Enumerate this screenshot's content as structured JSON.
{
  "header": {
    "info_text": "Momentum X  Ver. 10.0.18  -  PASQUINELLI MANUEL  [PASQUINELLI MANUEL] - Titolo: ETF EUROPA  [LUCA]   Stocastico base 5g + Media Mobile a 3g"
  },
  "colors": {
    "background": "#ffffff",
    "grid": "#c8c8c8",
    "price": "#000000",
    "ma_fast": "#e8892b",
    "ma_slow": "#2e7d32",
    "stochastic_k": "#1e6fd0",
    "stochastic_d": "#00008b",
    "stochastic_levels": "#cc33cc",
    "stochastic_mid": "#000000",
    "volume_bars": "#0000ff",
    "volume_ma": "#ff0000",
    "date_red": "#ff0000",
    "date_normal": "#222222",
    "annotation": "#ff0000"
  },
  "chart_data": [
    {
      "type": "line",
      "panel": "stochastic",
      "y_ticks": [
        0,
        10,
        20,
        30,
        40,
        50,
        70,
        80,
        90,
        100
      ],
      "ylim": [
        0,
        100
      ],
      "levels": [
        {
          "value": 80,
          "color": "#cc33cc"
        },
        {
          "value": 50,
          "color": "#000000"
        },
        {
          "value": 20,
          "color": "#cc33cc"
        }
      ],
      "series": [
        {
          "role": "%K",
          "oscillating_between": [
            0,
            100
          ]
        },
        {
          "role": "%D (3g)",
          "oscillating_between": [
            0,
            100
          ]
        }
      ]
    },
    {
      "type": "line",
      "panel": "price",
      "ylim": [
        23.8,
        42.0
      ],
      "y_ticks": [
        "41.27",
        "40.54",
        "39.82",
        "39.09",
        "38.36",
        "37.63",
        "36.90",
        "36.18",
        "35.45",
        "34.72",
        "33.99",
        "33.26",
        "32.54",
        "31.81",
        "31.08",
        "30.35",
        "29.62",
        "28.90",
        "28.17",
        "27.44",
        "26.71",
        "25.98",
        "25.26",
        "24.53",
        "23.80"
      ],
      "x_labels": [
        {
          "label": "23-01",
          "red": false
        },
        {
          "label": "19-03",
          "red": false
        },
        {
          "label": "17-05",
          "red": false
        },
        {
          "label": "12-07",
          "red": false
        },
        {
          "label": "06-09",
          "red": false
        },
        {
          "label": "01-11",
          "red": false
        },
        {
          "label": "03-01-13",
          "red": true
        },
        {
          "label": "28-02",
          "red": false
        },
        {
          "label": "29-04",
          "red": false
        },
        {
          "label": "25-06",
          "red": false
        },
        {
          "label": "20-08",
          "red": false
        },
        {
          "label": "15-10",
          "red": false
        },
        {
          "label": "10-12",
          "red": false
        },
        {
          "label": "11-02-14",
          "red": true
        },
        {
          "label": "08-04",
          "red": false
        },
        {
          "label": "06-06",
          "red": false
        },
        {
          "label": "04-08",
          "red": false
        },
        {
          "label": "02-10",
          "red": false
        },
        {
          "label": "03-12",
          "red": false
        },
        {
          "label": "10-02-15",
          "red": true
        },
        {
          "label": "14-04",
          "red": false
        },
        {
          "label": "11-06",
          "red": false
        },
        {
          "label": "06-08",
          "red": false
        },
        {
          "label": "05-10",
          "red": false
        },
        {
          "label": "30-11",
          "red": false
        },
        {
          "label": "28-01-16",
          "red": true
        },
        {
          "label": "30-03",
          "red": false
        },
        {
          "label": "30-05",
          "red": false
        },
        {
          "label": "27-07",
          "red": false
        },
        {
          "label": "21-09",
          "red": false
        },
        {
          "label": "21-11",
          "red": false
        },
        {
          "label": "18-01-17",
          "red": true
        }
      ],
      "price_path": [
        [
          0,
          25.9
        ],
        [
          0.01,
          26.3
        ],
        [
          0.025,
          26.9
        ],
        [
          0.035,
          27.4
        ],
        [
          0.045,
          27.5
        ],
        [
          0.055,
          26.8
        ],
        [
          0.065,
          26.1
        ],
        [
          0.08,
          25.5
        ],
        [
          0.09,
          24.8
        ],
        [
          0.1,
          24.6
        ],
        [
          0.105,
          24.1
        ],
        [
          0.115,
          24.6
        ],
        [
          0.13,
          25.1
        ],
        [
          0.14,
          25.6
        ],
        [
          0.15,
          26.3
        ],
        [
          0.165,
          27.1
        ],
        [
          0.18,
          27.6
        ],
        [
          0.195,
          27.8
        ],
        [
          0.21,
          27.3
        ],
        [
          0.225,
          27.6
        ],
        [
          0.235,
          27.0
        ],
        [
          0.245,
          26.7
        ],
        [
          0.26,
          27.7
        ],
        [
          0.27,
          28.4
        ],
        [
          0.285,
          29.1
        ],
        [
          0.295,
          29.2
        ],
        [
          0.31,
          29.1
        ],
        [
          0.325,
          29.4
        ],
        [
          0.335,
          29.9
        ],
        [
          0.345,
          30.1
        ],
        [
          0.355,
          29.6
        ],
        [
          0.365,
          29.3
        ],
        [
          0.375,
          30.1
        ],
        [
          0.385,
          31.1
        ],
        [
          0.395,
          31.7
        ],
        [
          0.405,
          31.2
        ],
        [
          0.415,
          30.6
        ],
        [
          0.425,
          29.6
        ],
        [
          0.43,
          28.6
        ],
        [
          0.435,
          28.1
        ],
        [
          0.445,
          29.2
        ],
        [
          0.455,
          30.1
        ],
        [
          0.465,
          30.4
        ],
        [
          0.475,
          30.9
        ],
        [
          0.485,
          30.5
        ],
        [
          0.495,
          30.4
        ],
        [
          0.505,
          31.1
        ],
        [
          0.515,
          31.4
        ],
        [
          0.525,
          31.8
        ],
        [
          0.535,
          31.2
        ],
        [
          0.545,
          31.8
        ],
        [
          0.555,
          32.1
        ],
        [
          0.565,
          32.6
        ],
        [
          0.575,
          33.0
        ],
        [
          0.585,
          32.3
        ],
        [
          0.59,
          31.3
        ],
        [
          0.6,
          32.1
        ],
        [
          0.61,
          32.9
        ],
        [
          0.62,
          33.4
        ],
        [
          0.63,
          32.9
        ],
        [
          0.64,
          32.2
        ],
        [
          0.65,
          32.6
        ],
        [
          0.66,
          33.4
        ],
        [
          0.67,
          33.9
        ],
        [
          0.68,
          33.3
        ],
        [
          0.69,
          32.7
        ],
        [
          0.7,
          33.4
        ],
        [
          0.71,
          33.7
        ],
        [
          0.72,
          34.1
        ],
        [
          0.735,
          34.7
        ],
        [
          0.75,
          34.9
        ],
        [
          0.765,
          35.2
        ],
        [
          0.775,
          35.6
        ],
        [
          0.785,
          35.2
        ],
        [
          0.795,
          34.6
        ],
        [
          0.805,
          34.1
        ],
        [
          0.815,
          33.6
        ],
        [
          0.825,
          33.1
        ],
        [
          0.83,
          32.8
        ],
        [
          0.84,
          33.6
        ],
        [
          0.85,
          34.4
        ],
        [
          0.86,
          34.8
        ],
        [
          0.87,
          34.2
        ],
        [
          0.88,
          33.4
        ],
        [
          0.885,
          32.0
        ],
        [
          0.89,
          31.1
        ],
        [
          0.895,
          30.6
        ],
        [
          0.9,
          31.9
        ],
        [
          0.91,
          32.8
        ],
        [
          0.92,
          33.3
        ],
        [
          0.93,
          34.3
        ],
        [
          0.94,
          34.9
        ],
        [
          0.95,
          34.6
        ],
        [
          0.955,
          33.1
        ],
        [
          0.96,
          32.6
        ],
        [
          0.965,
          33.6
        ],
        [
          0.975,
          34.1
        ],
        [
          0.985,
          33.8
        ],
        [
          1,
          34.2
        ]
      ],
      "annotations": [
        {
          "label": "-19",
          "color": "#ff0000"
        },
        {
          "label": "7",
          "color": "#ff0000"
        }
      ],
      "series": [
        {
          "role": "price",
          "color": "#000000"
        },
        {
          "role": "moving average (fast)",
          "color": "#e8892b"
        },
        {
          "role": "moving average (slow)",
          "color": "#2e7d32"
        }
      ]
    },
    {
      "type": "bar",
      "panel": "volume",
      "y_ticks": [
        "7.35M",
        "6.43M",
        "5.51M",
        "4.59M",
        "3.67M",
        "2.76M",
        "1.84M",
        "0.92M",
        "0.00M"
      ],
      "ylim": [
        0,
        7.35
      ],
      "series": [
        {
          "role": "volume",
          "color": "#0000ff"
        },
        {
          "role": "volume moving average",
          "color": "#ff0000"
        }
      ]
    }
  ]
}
^^^^
**TO BE DONE:** Copy out every line of the data that includes "moving".

**RESPONSE TO THIS TASK:**
          "role": "moving average (fast)",
          "role": "moving average (slow)",
          "role": "volume moving average",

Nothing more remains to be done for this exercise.